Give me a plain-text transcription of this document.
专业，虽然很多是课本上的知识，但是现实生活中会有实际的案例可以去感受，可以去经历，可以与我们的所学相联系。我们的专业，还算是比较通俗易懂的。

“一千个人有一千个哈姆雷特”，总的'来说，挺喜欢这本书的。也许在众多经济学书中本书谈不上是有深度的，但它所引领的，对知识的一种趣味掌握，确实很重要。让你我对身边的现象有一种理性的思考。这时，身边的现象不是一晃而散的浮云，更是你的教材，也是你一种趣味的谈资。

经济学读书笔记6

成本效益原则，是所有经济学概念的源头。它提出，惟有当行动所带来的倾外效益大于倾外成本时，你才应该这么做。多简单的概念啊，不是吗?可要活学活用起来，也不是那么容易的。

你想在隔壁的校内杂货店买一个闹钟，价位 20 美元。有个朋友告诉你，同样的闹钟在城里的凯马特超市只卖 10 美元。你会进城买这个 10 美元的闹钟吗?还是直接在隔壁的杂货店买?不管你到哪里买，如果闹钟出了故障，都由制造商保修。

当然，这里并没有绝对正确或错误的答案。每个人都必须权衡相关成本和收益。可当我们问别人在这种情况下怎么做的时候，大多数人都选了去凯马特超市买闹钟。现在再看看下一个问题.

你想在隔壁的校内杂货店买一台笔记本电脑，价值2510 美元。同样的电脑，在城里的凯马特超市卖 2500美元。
========================
> Written exercise: Your task is to output the full set of records exactly as presented.

> Written answer:
Give me a plain-text transcription of this document.
专业，虽然很多是课本上的知识，但是现实生活中会有实际的案例可以去感受，可以去经历，可以与我们的所学相联系。我们的专业，还算是比较通俗易懂的。

“一千个人有一千个哈姆雷特”，总的'来说，挺喜欢这本书的。也许在众多经济学书中本书谈不上是有深度的，但它所引领的，对知识的一种趣味掌握，确实很重要。让你我对身边的现象有一种理性的思考。这时，身边的现象不是一晃而散的浮云，更是你的教材，也是你一种趣味的谈资。

经济学读书笔记6

成本效益原则，是所有经济学概念的源头。它提出，惟有当行动所带来的倾外效益大于倾外成本时，你才应该这么做。多简单的概念啊，不是吗?可要活学活用起来，也不是那么容易的。

你想在隔壁的校内杂货店买一个闹钟，价位 20 美元。有个朋友告诉你，同样的闹钟在城里的凯马特超市只卖 10 美元。你会进城买这个 10 美元的闹钟吗?还是直接在隔壁的杂货店买?不管你到哪里买，如果闹钟出了故障，都由制造商保修。

当然，这里并没有绝对正确或错误的答案。每个人都必须权衡相关成本和收益。可当我们问别人在这种情况下怎么做的时候，大多数人都选了去凯马特超市买闹钟。现在再看看下一个问题.

你想在隔壁的校内杂货店买一台笔记本电脑，价值2510 美元。同样的电脑，在城里的凯马特超市卖 2500美元。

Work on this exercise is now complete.